## Document section
GNOME Bugzilla – Bug 783301
basesrc: Should not hold LIVE_LOCK when calling GstBaseSrcClass::create
Last modified: 2018-03-07 10:44:24 UTC
Created attachment 352965 [details] Test that demonstrate the issue Inside the virtual method ::create() the live lock is held. As pushing caps may block on a queue, or on some downstream element doing allocation query toward a queue, this can lead to yet another appsrc deadlock. I'm attaching an example application to demonstrate one way to trigger a deadlock. I do believe this could be reproduce with just one appsrc, two sinks and a queue, but the initial bug was reported to me with a similar setup to this test.
Where should it do that instead? AFAIK other basesrc subclasses also set caps from ::create(), e.g. if the format for the current buffer changes.
(In reply to Sebastian Dröge (slomo) from comment #1) > Where should it do that instead? It is safe when done from negotiate(), in the case it's called by the base_src_lopp() function. This is called when the reconfigure flag is set on the pad. When that happens, we don't yet hold the live lock. It's quite a limitation of the base class. I'll be fixing this today. > AFAIK other basesrc subclasses also set > caps from ::create(), e.g. if the format for the current buffer changes. It would be nice to share which other live sources does that. This problem only affect live sources, as in non-live, the LIVE_LOCK is only taking back in the PAUSED->READY state, and the pipeline has been unlocked already at this point.

## Recorded data
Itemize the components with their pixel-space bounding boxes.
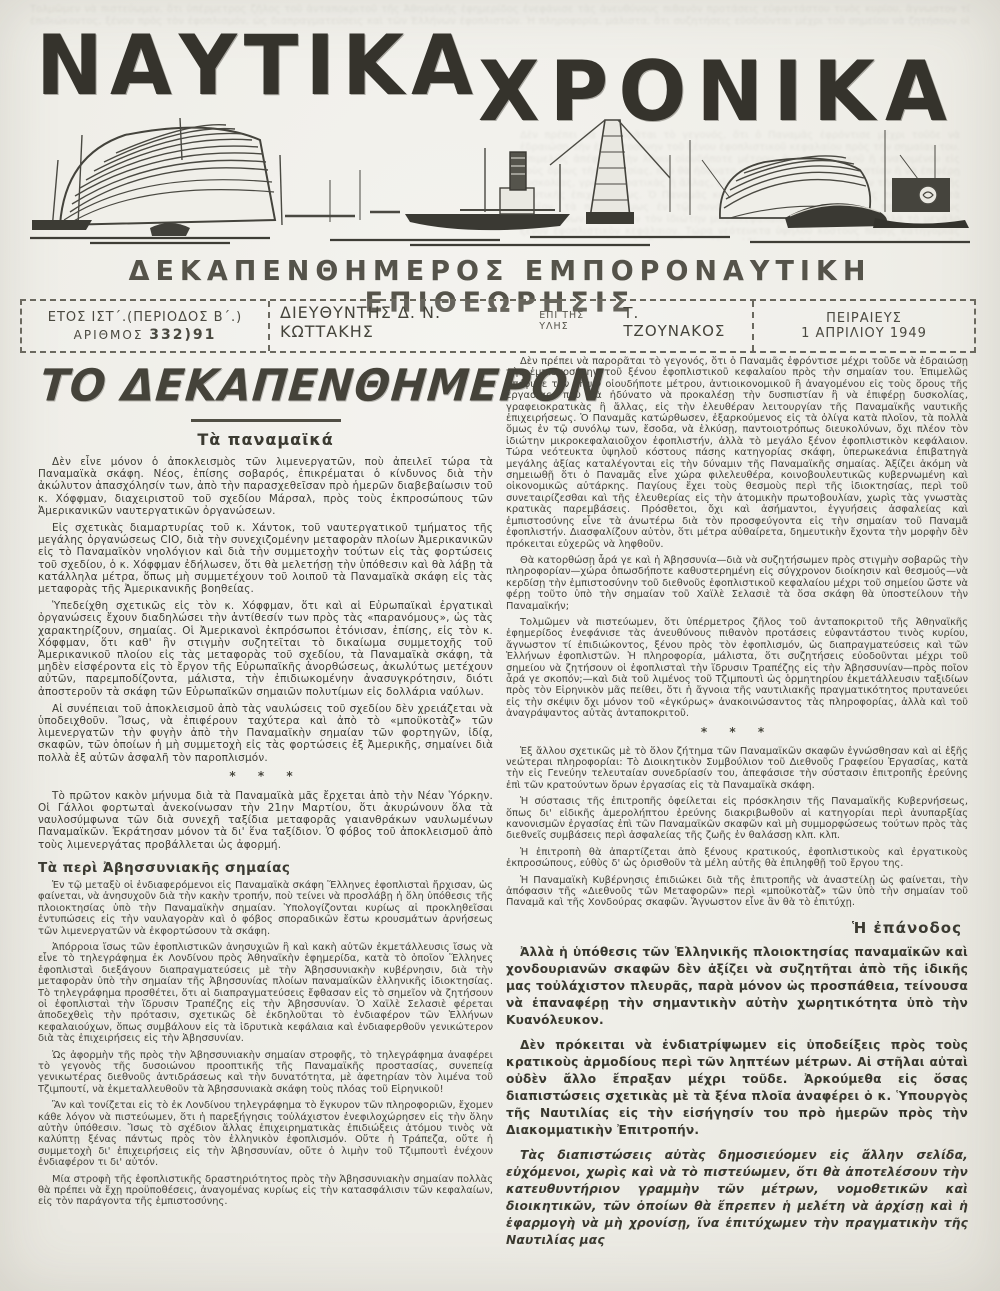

## Work instructions
1. Copy the bug report's text from "(In reply to" to "at this point.".
2. Which lock does the bug report say is held inside the virtual method ::create()?
The material has no connection to the bug report.

## Outputs by task
1.
(In reply to Sebastian Dröge (slomo) from comment #1) > Where should it do that instead? It is safe when done from negotiate(), in the case it's called by the base_src_lopp() function. This is called when the reconfigure flag is set on the pad. When that happens, we don't yet hold the live lock. It's quite a limitation of the base class. I'll be fixing this today. > AFAIK other basesrc subclasses also set > caps from ::create(), e.g. if the format for the current buffer changes. It would be nice to share which other live sources does that. This problem only affect live sources, as in non-live, the LIVE_LOCK is only taking back in the PAUSED->READY state, and the pipeline has been unlocked already at this point.

2. The live lock (LIVE_LOCK).